• What you should do
Determine which lines contain the word "alone", then copy those lines.

....

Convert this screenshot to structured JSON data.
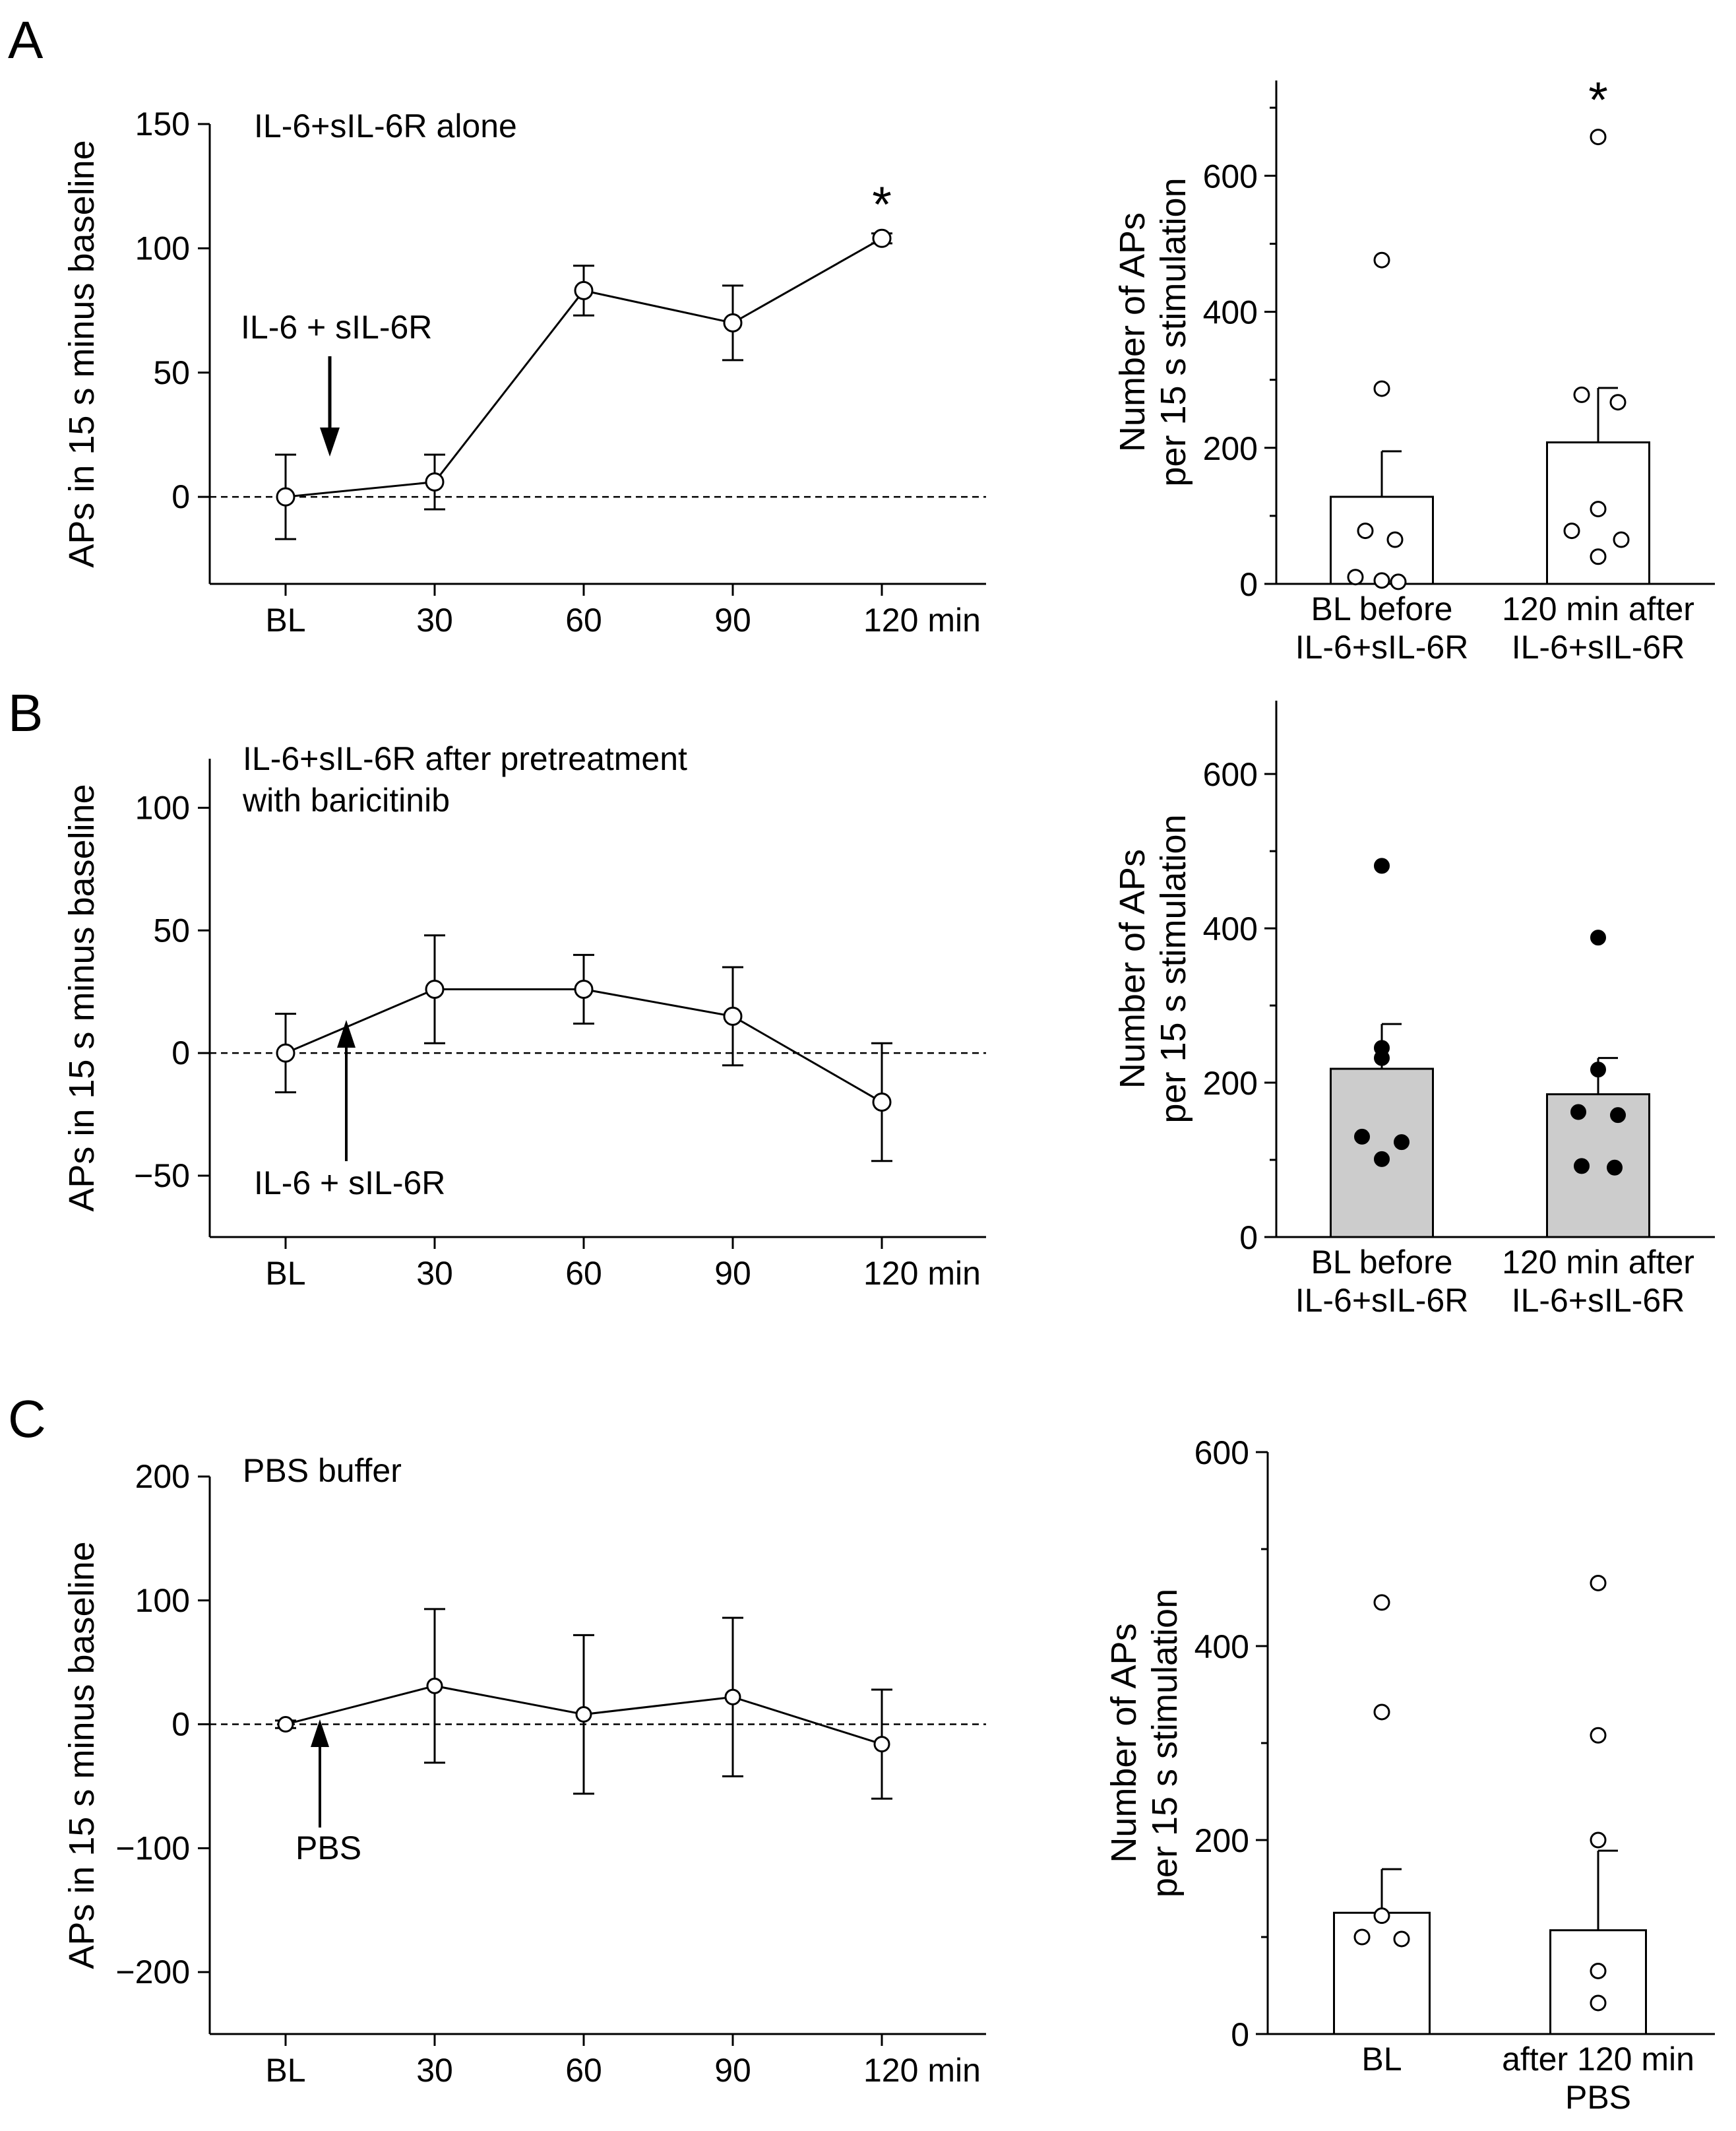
{
  "figure": {
    "panels": [
      {
        "letter": "A",
        "annotation_lines": [
          "IL-6+sIL-6R alone"
        ],
        "arrow_label": "IL-6 + sIL-6R"
      },
      {
        "letter": "B",
        "annotation_lines": [
          "IL-6+sIL-6R after pretreatment",
          "with baricitinib"
        ],
        "arrow_label": "IL-6 + sIL-6R"
      },
      {
        "letter": "C",
        "annotation_lines": [
          "PBS buffer"
        ],
        "arrow_label": "PBS"
      }
    ]
  },
  "chart_data": [
    {
      "id": "A-line",
      "type": "line",
      "panel": "A",
      "title": "IL-6+sIL-6R alone",
      "categories": [
        "BL",
        "30",
        "60",
        "90",
        "120 min"
      ],
      "values": [
        0,
        6,
        83,
        70,
        104
      ],
      "errors": [
        17,
        11,
        10,
        15,
        2
      ],
      "ylabel": "APs in 15 s minus baseline",
      "ylim": [
        -35,
        150
      ],
      "yticks": [
        0,
        50,
        100,
        150
      ],
      "reference_line": 0,
      "significance": {
        "index": 4,
        "label": "*"
      },
      "arrow": {
        "label": "IL-6 + sIL-6R",
        "direction": "down",
        "after_category": 0
      }
    },
    {
      "id": "A-bar",
      "type": "bar",
      "panel": "A",
      "categories": [
        "BL before\nIL-6+sIL-6R",
        "120 min after\nIL-6+sIL-6R"
      ],
      "values": [
        128,
        208
      ],
      "errors": [
        67,
        80
      ],
      "points": [
        [
          476,
          287,
          78,
          65,
          10,
          5,
          3
        ],
        [
          657,
          278,
          267,
          110,
          78,
          65,
          40
        ]
      ],
      "marker": "open",
      "bar_fill": "#ffffff",
      "ylabel": "Number of APs\nper 15 s stimulation",
      "ylim": [
        0,
        740
      ],
      "yticks": [
        0,
        200,
        400,
        600
      ],
      "minor_yticks": [
        100,
        300,
        500,
        700
      ],
      "significance": {
        "index": 1,
        "label": "*"
      }
    },
    {
      "id": "B-line",
      "type": "line",
      "panel": "B",
      "title": "IL-6+sIL-6R after pretreatment with baricitinib",
      "categories": [
        "BL",
        "30",
        "60",
        "90",
        "120 min"
      ],
      "values": [
        0,
        26,
        26,
        15,
        -20
      ],
      "errors": [
        16,
        22,
        14,
        20,
        24
      ],
      "ylabel": "APs in 15 s minus baseline",
      "ylim": [
        -75,
        120
      ],
      "yticks": [
        -50,
        0,
        50,
        100
      ],
      "reference_line": 0,
      "arrow": {
        "label": "IL-6 + sIL-6R",
        "direction": "up",
        "after_category": 0
      }
    },
    {
      "id": "B-bar",
      "type": "bar",
      "panel": "B",
      "categories": [
        "BL before\nIL-6+sIL-6R",
        "120 min after\nIL-6+sIL-6R"
      ],
      "values": [
        218,
        185
      ],
      "errors": [
        58,
        47
      ],
      "points": [
        [
          481,
          245,
          232,
          130,
          123,
          101
        ],
        [
          388,
          217,
          162,
          158,
          92,
          90
        ]
      ],
      "marker": "filled",
      "bar_fill": "#cccccc",
      "ylabel": "Number of APs\nper 15 s stimulation",
      "ylim": [
        0,
        695
      ],
      "yticks": [
        0,
        200,
        400,
        600
      ],
      "minor_yticks": [
        100,
        300,
        500
      ],
      "significance": null
    },
    {
      "id": "C-line",
      "type": "line",
      "panel": "C",
      "title": "PBS buffer",
      "categories": [
        "BL",
        "30",
        "60",
        "90",
        "120 min"
      ],
      "values": [
        0,
        31,
        8,
        22,
        -16
      ],
      "errors": [
        3,
        62,
        64,
        64,
        44
      ],
      "ylabel": "APs in 15 s minus baseline",
      "ylim": [
        -250,
        200
      ],
      "yticks": [
        -200,
        -100,
        0,
        100,
        200
      ],
      "reference_line": 0,
      "arrow": {
        "label": "PBS",
        "direction": "up",
        "after_category": 0
      }
    },
    {
      "id": "C-bar",
      "type": "bar",
      "panel": "C",
      "categories": [
        "BL",
        "after 120 min\nPBS"
      ],
      "values": [
        125,
        107
      ],
      "errors": [
        45,
        82
      ],
      "points": [
        [
          445,
          332,
          122,
          100,
          98
        ],
        [
          465,
          308,
          200,
          65,
          32
        ]
      ],
      "marker": "open",
      "bar_fill": "#ffffff",
      "ylabel": "Number of APs\nper 15 s stimulation",
      "ylim": [
        0,
        600
      ],
      "yticks": [
        0,
        200,
        400,
        600
      ],
      "minor_yticks": [
        100,
        300,
        500
      ],
      "significance": null
    }
  ]
}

....

• Full solution
          "IL-6+sIL-6R alone"
      "title": "IL-6+sIL-6R alone",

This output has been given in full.